> [EXERCISE BRIEF]
Look through the data below. Pick out the lines holding the string "never".

> [DATA FOR THIS TASK]
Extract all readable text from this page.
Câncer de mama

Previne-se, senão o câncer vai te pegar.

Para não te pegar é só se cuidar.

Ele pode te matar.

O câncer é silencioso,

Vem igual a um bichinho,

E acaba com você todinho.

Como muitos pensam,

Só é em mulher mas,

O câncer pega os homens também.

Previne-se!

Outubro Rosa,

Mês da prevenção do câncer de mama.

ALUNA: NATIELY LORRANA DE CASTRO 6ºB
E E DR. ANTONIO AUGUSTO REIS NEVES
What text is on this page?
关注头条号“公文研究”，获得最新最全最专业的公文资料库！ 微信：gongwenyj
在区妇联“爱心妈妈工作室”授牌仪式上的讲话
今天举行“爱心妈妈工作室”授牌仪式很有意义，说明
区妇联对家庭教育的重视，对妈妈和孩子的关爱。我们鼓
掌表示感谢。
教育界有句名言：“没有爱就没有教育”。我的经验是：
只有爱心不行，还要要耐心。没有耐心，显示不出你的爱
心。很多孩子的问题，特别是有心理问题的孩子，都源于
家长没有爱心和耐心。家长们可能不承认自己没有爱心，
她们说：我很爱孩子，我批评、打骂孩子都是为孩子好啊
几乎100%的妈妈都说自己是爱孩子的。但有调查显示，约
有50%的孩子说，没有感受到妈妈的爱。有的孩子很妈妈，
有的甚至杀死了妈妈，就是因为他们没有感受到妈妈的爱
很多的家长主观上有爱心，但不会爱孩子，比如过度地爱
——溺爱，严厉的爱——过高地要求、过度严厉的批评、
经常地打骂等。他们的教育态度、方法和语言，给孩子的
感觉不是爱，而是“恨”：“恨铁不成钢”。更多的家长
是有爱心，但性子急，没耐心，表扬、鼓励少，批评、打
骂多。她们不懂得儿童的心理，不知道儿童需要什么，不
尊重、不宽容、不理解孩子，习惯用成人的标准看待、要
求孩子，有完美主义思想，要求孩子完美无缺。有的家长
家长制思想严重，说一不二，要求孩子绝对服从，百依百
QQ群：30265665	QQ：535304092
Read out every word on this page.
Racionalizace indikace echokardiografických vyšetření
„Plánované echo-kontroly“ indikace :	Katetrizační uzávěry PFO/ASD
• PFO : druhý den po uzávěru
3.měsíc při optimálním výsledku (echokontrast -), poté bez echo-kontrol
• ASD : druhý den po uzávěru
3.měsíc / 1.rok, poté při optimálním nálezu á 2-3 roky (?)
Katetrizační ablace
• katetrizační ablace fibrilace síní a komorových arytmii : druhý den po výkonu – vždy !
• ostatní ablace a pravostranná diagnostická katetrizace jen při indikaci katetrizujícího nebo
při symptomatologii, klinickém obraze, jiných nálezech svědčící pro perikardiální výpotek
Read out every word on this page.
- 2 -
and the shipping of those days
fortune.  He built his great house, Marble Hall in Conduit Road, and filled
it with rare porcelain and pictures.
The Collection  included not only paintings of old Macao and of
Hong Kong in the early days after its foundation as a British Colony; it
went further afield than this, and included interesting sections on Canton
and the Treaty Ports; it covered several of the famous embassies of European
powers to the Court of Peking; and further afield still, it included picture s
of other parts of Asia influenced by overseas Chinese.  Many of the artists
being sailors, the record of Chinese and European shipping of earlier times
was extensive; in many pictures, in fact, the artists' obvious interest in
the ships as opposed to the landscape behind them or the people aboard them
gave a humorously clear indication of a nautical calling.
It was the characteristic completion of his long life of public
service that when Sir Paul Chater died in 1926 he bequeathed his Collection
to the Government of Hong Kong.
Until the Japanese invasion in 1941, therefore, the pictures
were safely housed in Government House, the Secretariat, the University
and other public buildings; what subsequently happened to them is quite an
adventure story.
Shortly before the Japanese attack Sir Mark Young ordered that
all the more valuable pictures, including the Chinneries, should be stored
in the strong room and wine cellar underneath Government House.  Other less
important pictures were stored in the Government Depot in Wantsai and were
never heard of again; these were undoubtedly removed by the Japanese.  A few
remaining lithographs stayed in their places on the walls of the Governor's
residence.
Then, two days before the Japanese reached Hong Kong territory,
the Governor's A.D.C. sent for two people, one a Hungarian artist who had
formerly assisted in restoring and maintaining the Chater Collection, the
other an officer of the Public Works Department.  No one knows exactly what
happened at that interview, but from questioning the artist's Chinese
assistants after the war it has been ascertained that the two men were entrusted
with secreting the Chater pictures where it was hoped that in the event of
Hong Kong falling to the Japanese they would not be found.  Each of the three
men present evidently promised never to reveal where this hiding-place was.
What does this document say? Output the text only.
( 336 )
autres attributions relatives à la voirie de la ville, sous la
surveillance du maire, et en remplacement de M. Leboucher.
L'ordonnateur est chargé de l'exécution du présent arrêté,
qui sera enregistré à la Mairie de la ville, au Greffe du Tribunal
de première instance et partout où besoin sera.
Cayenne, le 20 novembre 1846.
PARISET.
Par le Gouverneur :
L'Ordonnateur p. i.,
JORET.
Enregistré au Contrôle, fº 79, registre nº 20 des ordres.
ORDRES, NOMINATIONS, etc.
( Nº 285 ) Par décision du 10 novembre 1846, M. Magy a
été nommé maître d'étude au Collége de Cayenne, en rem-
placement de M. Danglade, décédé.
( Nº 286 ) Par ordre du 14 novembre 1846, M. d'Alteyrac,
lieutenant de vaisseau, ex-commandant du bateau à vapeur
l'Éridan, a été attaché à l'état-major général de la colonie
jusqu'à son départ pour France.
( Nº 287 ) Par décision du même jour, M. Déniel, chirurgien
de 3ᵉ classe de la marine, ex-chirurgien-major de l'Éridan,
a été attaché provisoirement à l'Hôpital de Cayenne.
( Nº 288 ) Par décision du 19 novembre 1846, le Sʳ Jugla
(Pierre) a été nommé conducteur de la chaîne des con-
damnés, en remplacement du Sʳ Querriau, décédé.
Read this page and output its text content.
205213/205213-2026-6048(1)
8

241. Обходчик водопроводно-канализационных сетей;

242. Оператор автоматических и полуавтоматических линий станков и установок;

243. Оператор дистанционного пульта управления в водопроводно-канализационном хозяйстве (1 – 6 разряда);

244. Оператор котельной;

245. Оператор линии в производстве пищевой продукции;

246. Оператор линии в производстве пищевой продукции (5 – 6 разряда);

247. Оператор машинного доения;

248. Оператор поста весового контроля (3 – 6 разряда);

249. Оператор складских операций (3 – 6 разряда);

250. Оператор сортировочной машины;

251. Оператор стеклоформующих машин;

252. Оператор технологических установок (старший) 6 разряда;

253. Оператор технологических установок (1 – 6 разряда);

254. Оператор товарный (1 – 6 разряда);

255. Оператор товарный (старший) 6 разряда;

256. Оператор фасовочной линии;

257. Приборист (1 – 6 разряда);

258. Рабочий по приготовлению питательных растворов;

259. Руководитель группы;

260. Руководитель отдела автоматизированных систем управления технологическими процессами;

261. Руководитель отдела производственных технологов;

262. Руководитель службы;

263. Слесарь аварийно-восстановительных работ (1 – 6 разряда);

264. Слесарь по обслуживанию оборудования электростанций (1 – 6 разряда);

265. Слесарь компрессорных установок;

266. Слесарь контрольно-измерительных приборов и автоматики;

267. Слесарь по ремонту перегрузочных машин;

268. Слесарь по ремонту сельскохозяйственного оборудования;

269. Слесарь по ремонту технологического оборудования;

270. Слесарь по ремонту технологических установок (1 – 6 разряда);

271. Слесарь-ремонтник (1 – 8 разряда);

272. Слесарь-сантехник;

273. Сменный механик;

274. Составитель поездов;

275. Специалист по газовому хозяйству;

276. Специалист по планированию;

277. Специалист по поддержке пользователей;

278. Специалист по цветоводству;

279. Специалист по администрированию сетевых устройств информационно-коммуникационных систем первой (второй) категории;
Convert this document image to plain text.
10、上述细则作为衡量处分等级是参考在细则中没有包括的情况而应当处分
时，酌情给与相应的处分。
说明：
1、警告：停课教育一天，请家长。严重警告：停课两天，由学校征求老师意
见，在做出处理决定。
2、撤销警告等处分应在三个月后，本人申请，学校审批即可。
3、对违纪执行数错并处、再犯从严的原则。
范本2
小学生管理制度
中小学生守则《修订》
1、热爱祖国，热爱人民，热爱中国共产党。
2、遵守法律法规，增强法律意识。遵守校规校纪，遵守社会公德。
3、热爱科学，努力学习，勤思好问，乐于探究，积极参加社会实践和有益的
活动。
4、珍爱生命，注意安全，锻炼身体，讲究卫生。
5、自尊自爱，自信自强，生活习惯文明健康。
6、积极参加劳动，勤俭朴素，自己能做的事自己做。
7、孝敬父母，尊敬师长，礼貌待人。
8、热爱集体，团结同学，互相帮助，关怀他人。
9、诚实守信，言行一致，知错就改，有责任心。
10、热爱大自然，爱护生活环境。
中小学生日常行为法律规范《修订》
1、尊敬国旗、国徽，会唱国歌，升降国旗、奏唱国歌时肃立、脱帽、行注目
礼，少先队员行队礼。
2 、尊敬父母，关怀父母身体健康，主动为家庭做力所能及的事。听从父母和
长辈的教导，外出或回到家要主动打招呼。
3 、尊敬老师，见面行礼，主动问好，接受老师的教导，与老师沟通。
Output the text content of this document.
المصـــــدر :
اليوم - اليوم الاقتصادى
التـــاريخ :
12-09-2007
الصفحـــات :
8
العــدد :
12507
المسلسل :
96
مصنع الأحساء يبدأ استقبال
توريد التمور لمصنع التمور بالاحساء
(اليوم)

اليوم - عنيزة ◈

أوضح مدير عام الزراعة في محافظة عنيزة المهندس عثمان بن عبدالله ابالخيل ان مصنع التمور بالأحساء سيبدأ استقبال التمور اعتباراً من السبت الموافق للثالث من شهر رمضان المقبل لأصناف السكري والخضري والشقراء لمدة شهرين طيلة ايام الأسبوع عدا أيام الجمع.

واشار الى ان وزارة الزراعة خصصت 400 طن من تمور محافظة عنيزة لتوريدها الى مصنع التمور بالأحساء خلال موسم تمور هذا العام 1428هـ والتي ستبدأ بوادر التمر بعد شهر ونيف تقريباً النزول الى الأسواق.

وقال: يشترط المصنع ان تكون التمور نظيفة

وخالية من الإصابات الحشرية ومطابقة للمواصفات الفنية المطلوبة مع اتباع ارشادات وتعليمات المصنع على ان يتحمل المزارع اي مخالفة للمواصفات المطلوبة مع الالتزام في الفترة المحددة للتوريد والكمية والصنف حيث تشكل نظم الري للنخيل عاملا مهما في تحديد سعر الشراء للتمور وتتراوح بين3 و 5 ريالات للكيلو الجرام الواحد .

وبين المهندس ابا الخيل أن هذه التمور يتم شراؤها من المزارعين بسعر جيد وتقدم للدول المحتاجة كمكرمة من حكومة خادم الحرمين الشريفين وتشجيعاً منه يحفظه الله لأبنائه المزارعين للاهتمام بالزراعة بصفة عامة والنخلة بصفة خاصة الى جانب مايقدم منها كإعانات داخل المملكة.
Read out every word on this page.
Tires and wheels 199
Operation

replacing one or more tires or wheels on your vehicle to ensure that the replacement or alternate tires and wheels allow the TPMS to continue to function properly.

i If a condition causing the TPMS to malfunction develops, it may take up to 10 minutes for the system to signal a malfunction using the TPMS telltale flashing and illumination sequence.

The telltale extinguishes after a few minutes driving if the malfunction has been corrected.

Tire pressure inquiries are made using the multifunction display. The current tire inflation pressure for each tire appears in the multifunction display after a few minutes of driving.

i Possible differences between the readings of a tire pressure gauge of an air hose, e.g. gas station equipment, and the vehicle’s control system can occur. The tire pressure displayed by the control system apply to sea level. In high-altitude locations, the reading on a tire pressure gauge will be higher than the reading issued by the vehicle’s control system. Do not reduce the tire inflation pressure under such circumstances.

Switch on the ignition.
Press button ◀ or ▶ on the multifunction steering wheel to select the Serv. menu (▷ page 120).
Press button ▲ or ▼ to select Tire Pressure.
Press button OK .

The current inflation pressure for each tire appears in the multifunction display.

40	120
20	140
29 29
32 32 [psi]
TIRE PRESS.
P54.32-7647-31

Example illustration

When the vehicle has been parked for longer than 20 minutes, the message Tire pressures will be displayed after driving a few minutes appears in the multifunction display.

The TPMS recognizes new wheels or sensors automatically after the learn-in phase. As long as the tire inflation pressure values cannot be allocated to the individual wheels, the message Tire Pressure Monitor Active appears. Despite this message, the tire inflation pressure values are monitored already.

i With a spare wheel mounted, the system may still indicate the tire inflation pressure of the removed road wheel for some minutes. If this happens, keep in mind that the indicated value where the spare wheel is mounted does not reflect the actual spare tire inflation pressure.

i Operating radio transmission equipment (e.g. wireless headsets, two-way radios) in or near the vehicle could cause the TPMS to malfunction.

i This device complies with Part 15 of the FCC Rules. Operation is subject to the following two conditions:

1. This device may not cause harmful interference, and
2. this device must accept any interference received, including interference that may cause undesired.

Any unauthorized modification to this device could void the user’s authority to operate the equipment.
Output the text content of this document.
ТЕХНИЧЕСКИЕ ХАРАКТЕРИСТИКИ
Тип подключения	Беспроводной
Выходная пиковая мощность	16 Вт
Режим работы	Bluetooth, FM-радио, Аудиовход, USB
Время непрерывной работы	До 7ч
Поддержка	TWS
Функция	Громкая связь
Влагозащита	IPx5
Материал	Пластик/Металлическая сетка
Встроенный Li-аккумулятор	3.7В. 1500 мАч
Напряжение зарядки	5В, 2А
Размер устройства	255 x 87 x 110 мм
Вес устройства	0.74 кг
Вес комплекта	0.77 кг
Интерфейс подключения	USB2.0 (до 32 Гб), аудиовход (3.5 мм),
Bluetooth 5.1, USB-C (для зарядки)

> [SOLUTION FOR THIS EXERCISE]
never heard of again; these were undoubtedly removed by the Japanese.  A few
men present evidently promised never to reveal where this hiding-place was.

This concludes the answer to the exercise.